____ Supplied data
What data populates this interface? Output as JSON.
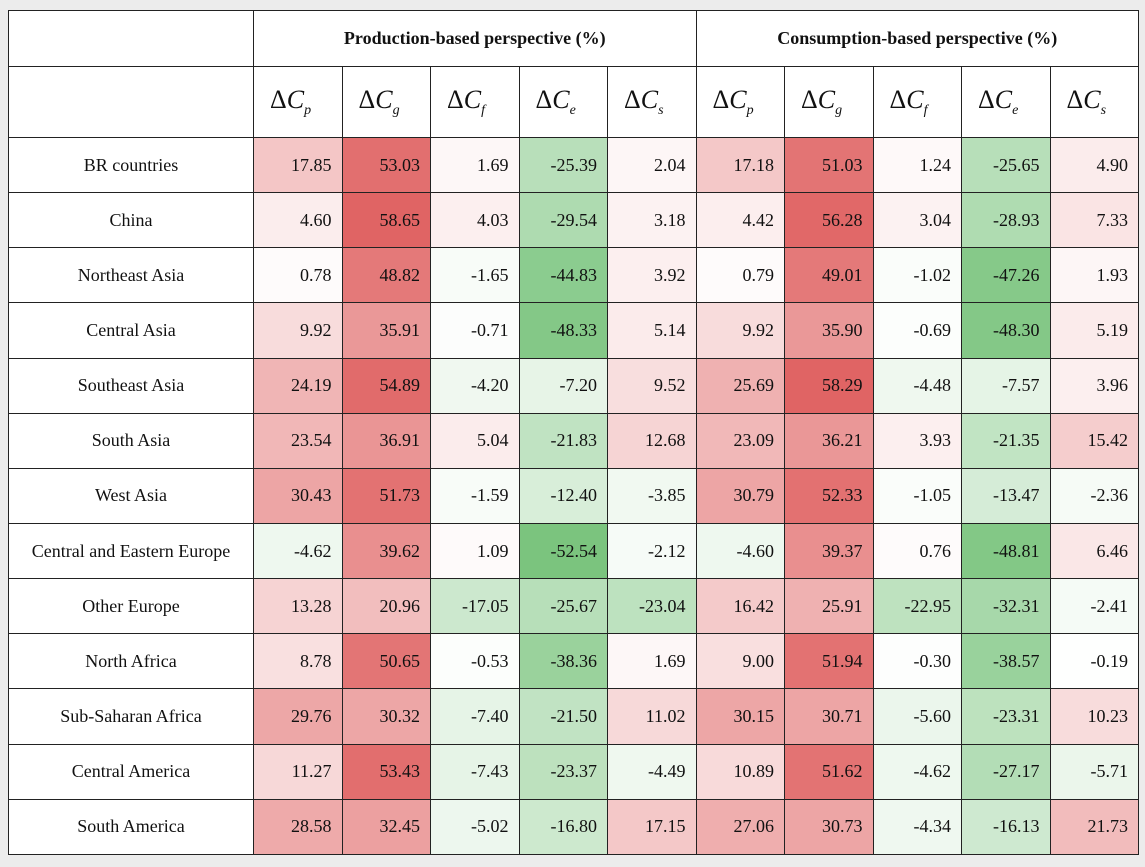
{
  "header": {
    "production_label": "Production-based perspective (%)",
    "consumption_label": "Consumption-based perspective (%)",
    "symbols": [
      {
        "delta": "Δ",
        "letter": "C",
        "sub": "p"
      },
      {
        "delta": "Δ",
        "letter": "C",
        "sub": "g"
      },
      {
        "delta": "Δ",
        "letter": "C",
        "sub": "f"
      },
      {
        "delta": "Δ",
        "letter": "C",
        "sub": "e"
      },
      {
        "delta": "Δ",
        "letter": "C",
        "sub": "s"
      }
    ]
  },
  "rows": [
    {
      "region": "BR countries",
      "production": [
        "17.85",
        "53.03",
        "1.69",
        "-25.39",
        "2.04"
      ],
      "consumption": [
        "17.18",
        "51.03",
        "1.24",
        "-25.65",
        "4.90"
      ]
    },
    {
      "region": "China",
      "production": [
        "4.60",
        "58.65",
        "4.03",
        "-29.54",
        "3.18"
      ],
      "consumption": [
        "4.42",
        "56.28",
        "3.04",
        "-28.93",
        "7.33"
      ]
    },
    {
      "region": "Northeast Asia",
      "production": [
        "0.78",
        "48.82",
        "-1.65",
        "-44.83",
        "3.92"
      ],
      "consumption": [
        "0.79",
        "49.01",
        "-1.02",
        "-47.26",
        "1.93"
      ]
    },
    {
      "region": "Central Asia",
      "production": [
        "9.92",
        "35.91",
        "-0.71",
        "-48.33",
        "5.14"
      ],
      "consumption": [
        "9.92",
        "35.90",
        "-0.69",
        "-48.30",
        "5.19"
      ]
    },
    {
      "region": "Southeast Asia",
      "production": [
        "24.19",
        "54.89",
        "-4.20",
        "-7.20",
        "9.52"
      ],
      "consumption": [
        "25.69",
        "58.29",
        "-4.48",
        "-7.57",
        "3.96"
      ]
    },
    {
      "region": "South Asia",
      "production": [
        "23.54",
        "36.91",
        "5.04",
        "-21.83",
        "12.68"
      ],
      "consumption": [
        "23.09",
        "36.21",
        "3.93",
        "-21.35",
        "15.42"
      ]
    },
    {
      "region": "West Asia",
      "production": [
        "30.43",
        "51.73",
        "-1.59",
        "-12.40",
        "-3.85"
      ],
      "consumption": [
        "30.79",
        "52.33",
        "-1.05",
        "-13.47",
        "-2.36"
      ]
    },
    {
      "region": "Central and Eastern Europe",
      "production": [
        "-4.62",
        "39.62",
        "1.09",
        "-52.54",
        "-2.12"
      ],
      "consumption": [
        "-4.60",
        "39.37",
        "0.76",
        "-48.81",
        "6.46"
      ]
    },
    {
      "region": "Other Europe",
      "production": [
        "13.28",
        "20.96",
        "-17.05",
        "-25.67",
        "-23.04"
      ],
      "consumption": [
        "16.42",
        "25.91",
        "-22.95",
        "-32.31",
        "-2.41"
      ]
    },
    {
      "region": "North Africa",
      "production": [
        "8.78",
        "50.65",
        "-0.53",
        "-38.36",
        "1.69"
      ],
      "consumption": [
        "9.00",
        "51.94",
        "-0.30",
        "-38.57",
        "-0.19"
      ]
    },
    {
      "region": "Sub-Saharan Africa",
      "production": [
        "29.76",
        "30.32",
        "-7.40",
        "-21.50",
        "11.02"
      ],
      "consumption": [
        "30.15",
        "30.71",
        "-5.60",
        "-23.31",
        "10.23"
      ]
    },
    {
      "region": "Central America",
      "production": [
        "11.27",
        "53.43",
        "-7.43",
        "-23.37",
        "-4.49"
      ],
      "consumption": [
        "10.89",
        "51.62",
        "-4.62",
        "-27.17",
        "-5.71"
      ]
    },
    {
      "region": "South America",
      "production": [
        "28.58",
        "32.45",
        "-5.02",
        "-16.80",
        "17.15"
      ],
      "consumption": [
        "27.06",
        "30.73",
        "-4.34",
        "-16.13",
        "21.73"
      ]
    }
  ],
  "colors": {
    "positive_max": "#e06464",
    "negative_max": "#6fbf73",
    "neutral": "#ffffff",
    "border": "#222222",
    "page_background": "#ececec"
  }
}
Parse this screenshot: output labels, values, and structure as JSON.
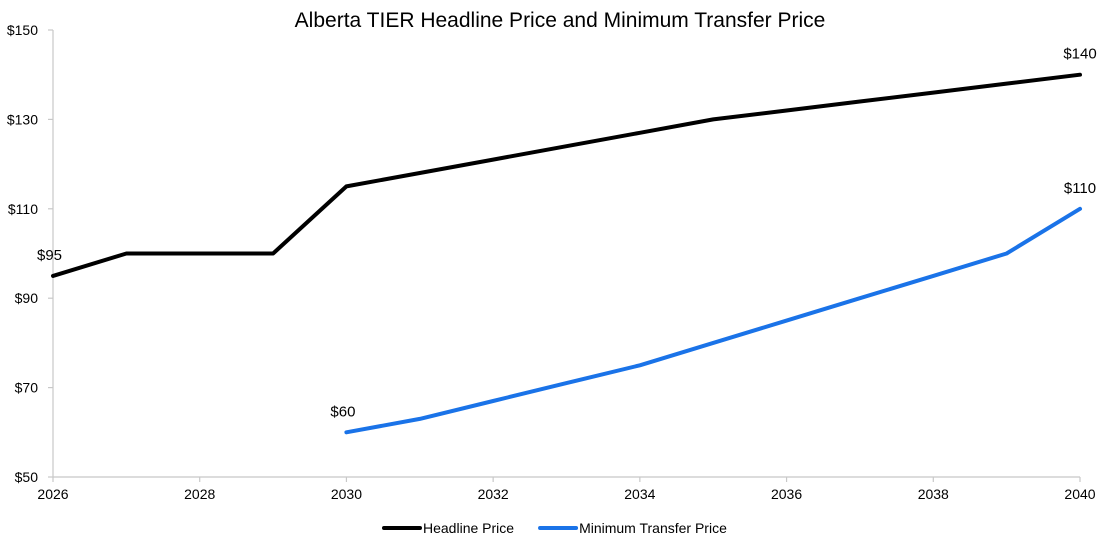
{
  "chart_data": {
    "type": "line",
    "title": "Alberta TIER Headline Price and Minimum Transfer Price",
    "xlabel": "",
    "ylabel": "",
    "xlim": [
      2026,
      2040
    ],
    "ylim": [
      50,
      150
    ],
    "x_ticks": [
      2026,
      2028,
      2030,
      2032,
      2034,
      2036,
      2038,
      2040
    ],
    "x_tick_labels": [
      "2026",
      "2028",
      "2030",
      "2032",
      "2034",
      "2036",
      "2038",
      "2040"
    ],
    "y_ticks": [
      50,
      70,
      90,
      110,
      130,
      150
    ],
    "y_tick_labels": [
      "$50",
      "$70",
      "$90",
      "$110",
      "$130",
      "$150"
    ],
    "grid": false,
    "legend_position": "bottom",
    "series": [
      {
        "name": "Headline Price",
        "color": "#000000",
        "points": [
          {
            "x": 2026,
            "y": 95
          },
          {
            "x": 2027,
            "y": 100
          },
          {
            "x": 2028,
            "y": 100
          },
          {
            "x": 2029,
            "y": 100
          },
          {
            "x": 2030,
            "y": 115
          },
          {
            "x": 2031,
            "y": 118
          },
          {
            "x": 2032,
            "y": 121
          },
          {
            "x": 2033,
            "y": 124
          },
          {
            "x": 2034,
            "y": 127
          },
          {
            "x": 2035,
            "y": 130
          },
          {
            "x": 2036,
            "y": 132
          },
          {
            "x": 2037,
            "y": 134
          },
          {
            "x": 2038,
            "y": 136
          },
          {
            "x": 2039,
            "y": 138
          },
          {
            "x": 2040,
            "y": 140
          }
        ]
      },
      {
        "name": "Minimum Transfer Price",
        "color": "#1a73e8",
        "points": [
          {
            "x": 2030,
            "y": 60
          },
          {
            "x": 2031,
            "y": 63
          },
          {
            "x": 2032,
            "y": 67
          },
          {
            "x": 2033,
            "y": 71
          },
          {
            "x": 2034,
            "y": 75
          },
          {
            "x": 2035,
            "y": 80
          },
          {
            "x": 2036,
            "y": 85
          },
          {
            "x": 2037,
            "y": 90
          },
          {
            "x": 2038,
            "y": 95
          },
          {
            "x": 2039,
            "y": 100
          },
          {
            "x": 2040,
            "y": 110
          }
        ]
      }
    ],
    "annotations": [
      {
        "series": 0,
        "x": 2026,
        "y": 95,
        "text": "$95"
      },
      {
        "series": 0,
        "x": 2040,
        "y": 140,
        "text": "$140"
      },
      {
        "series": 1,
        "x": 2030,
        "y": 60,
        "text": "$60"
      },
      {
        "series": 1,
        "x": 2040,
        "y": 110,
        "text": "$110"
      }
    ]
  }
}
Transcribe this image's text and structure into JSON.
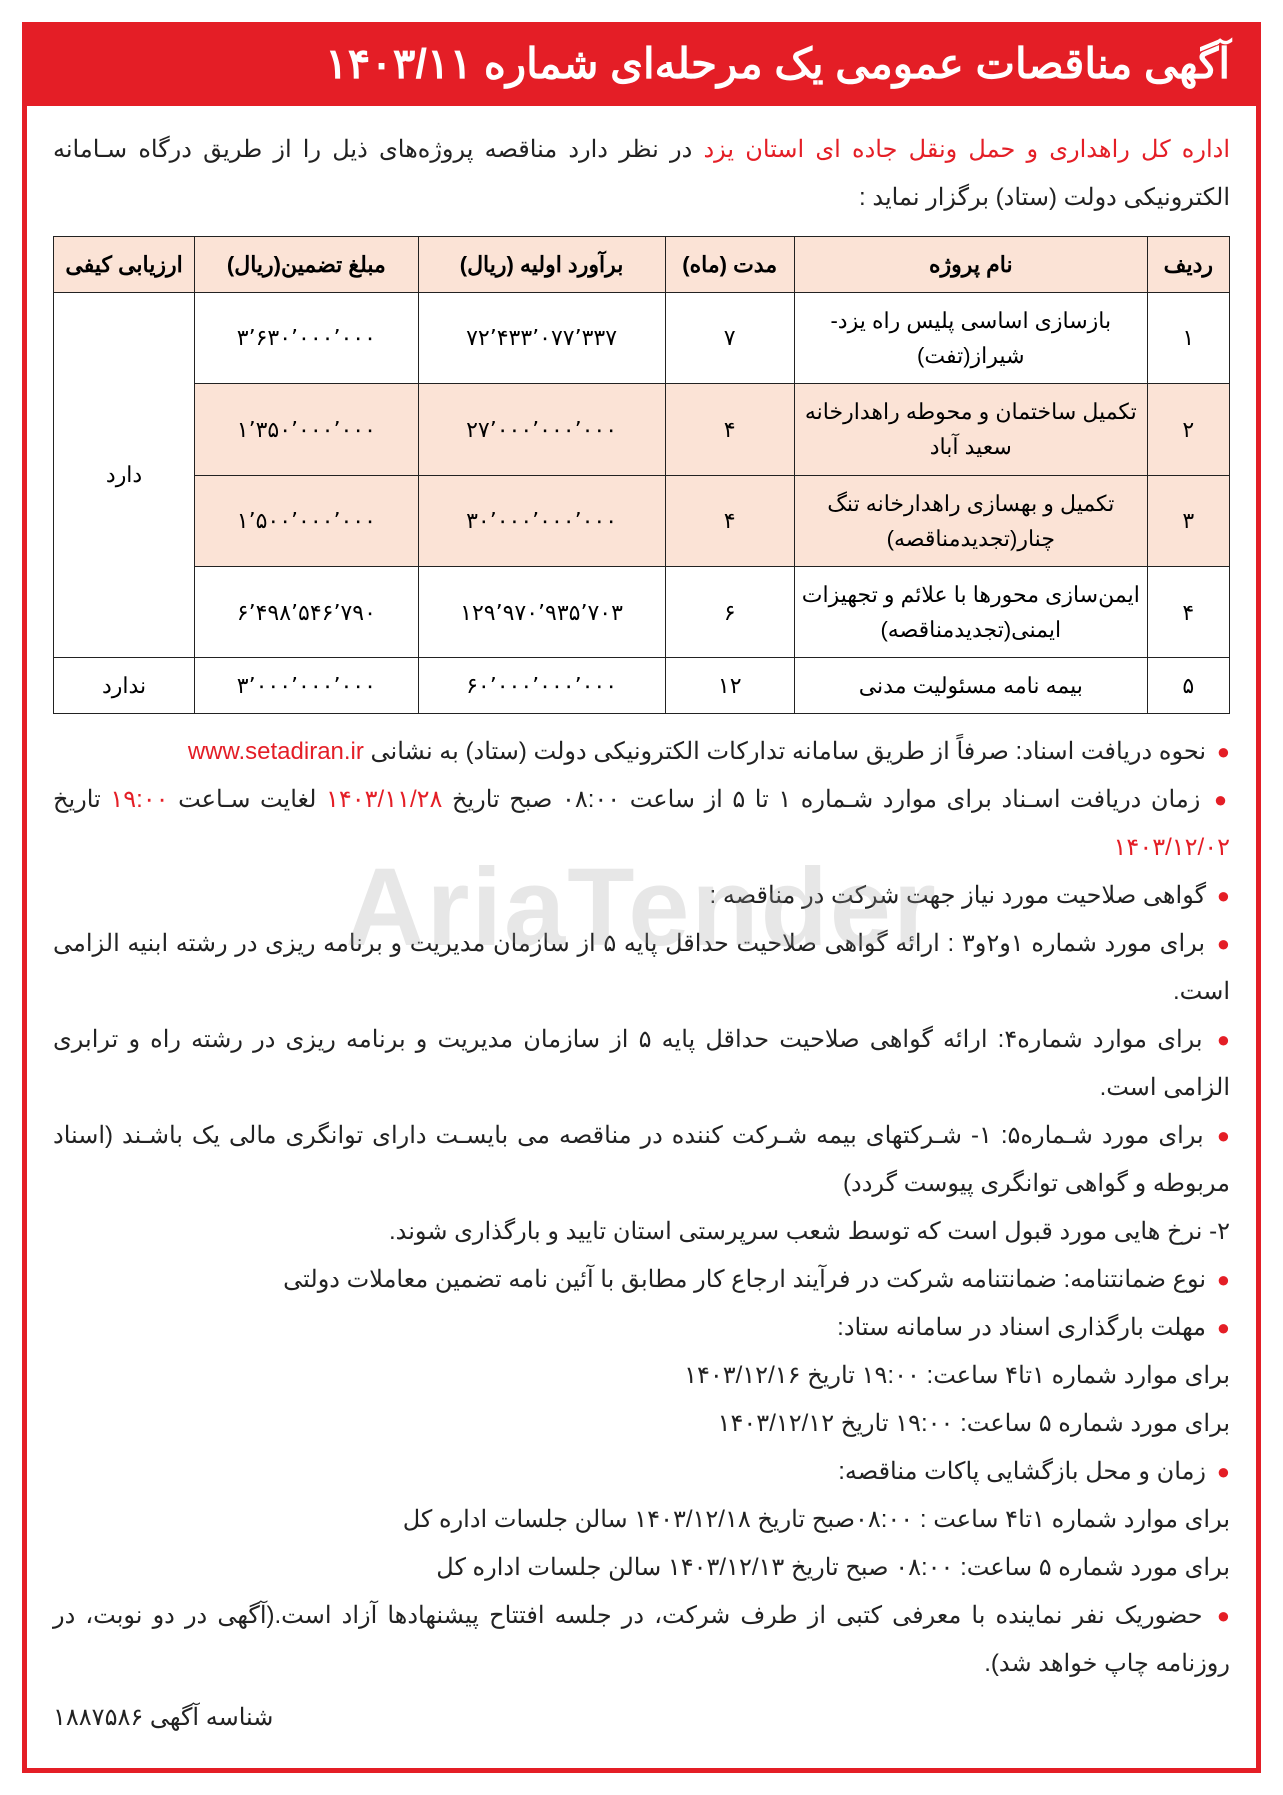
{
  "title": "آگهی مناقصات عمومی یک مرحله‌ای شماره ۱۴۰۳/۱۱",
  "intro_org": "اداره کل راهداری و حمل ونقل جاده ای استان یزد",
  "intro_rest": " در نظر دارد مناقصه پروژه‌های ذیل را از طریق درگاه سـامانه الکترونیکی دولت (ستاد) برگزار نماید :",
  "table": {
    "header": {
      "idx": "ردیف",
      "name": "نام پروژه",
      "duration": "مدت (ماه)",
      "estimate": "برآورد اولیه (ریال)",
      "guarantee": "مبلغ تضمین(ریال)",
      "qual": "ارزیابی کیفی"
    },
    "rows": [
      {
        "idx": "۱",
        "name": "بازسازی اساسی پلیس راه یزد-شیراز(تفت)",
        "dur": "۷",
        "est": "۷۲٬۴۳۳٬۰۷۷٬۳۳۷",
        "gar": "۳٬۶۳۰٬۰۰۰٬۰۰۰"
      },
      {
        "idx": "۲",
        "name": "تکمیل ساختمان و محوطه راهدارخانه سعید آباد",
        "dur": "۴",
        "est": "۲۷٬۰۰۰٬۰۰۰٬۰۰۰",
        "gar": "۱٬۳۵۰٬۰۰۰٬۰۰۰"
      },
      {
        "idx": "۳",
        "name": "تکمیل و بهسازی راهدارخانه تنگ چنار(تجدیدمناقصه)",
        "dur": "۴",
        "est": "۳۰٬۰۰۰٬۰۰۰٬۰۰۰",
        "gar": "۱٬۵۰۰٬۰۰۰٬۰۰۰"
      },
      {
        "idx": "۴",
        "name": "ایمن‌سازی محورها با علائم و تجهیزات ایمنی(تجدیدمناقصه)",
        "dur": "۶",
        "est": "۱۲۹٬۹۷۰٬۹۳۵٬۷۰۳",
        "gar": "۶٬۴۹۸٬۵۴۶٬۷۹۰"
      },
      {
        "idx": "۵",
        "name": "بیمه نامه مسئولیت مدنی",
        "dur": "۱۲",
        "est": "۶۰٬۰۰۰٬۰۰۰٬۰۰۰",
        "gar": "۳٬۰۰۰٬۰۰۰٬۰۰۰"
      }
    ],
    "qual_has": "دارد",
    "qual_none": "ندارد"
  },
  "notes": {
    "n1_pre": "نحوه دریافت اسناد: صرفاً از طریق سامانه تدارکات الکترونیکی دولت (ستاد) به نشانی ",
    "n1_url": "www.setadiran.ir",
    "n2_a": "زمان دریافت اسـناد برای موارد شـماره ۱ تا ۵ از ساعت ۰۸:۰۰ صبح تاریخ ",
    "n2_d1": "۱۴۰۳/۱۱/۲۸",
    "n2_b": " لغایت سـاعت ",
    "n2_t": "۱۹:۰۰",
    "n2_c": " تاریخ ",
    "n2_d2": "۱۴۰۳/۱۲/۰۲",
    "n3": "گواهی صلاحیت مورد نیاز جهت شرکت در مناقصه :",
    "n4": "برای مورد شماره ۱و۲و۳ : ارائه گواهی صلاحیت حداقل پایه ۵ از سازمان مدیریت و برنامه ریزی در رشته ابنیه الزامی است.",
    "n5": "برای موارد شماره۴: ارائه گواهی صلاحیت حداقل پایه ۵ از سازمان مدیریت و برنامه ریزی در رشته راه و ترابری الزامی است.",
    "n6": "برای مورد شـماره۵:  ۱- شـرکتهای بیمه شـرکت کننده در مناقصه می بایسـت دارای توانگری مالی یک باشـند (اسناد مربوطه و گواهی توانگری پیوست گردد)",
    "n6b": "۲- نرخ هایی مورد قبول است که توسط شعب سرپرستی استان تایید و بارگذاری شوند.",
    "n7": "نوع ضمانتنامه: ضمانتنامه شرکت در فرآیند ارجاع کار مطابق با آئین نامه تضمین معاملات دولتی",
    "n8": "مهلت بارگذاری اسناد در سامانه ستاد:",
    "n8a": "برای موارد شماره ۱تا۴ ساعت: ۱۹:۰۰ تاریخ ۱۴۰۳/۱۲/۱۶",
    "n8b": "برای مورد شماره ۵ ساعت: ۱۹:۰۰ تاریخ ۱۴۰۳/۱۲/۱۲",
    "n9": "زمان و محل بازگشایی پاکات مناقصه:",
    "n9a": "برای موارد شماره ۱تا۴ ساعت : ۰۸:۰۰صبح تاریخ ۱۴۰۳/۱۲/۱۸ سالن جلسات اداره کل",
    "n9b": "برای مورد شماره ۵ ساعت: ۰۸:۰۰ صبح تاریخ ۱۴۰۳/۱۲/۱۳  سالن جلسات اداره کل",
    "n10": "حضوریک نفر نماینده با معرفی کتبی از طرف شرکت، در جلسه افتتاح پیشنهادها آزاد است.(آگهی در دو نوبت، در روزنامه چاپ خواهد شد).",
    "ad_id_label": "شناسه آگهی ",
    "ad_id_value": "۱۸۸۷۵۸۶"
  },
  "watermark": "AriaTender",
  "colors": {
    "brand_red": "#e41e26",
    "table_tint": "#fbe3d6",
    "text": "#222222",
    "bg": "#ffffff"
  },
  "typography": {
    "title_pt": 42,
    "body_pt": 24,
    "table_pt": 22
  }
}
________
**Task prompt:** Only a number is wanted: how many lines of the material include the word "name".

**Task output:** 8